# Extracted text
Ghana is seeking to legalize Indian Hemp farming in the immediate future.
In a statement to the media, the Head of Communications and Media Relations at the Narcotics Control Commission, Francis Opoku Amoah said Ghana having passed the Narcotics Control Commission Act, 2020 (Act 1019) joined these African countries in exploring the purported prospects in cannabis.
“Currently in Ghana, the Narcotics Control Commission is in the process of submitting to Parliament a Legislative Instrument (LI) that will spell out in details how one can qualify for a licence to cultivate cannabis with less than 0.3% of THC (Tetrahydrocannabinol) and applicable fees to pay for the issuance of such licence.”NACOB Boss, Francis Torkonoo
“I know that the Commission is working hard to make sure that, it presents a solid Legislative Instrument that will reflect how the hemp industry will be regulated in the country,” Mr Opoku Amoah explained.
“I am well aware of the interest generated by the special provision relating to cultivation of Cannabis which has not more than 0.3% THC content on a dry weight basis for industrial purposes for obtaining fibre or seed or for medicinal purposes in the country. So many groups, companies and individuals have applied to the Commission for licence in order to legally engage in the cultivation of this species of cannabis when the LI is passed by Parliament,” Mr Opoku Amoah added in the statement.
According to the 2020 International Narcotics Control Board (INCB) Report, in August 2020, the government of South Africa submitted to the Parliament the Cannabis for Private Purposes Bill of 2020, amending its Drugs and Drug Trafficking Act (1992) to allow the cultivation and use of cannabis by adults for personal use.
In the same INCB Report, the Parliament of Malawi approved the Cannabis Regulation Bill of 2020, in February 2020, permitting the cultivation of cannabis for medical, industrial and scientific purposes.

# Input data

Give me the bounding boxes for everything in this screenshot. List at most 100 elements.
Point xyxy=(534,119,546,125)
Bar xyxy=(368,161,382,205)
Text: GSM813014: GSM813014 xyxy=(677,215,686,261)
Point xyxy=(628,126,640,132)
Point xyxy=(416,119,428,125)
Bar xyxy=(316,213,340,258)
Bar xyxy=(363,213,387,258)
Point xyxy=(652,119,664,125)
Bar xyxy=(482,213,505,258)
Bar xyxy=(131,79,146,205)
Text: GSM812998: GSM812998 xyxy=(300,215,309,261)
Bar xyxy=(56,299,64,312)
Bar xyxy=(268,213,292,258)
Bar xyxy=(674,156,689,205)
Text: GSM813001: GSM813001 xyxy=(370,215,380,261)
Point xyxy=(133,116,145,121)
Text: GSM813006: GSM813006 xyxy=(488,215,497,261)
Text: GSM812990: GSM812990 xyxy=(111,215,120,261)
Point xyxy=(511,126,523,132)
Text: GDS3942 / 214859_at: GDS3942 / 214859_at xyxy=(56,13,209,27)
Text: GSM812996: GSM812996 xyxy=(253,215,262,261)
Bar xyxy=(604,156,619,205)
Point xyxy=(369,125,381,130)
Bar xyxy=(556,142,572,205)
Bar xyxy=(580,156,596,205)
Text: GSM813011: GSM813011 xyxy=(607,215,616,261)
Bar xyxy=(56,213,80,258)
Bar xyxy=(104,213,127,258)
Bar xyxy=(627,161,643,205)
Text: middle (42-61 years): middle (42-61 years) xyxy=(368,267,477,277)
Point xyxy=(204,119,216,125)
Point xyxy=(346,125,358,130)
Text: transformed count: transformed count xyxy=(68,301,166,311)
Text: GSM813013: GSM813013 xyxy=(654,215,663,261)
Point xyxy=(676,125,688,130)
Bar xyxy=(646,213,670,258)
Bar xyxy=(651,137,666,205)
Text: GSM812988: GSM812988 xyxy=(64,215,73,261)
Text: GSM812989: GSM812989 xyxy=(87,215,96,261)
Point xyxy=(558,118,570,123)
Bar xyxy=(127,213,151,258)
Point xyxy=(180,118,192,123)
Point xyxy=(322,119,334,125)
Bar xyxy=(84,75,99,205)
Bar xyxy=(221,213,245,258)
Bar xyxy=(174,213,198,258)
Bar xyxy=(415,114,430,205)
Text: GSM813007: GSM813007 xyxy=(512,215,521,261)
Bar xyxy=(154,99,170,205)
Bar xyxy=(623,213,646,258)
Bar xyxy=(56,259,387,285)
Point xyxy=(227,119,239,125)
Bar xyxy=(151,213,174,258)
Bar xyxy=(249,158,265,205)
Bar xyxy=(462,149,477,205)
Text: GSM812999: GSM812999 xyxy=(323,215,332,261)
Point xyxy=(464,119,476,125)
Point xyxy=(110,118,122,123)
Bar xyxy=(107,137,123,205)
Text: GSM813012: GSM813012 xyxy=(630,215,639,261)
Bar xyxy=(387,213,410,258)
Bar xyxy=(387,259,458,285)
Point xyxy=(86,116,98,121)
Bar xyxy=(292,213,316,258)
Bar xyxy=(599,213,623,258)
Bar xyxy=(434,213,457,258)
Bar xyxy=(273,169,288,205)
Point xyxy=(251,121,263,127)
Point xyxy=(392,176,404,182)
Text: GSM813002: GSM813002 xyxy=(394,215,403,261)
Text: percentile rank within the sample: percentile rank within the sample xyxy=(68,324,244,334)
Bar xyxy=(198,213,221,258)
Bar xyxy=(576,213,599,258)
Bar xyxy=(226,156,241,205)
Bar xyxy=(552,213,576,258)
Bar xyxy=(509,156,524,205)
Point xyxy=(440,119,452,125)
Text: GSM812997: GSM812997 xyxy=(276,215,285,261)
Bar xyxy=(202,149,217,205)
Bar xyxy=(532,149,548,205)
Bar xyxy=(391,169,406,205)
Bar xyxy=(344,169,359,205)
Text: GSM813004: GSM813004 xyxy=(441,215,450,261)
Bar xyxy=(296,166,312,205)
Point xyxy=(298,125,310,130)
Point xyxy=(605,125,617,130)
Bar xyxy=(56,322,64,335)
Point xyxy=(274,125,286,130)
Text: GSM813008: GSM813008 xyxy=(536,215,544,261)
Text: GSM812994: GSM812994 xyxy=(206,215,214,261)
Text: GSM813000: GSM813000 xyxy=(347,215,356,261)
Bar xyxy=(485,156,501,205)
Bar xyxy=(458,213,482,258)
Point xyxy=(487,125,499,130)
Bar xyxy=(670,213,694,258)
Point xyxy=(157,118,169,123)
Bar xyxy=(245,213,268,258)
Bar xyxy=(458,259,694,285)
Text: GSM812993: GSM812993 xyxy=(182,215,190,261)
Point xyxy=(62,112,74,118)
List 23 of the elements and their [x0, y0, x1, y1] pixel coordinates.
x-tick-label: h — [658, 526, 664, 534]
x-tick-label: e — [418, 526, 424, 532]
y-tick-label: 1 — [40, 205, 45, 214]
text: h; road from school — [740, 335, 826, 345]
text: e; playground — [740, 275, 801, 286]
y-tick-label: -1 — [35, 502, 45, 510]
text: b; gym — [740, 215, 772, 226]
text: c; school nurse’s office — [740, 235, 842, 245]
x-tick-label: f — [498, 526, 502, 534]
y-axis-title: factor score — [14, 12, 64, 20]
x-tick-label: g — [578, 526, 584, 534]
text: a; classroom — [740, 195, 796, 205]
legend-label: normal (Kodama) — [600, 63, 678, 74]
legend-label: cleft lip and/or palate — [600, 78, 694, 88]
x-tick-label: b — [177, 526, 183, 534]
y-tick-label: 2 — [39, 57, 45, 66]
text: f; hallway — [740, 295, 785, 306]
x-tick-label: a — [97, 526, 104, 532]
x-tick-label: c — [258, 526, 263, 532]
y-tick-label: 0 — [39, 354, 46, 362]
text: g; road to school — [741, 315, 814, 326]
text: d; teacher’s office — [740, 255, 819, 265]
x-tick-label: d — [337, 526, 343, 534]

# Exercise
Answer these questions from the article on Ghana's hemp plans, numbering your answers to match.
1. Which act did Ghana pass, according to Francis Opoku Amoah's statement?
2. Below what percentage of THC must cannabis be for a cultivation licence under the planned Legislative Instrument?
3. In what month and year did the Parliament of Malawi approve the Cannabis Regulation Bill of 2020?

# Result below
1. The Narcotics Control Commission Act, 2020 (Act 1019).
2. Less than 0.3% THC.
3. February 2020.